Saved entries:
>>>>>
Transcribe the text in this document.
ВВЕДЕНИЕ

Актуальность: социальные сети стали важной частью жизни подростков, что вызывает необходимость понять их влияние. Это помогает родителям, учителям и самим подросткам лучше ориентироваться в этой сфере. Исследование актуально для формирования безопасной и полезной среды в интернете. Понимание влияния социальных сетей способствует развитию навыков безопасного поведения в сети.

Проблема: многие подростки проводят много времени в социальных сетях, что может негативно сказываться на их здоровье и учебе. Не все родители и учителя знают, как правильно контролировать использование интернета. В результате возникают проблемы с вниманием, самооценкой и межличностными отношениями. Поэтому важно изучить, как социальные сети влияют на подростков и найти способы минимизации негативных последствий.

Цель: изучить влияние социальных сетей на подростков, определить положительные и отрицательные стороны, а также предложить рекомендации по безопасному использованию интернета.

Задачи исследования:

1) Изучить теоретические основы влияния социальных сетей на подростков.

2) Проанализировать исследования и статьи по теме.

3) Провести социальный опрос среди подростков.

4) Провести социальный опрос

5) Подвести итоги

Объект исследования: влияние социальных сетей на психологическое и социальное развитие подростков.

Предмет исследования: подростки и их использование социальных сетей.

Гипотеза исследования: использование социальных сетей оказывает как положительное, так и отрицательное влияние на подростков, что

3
<<<<<
Aim:
Going over the lines above, work out how many include "социальных", then give only that number.

Right answer:
7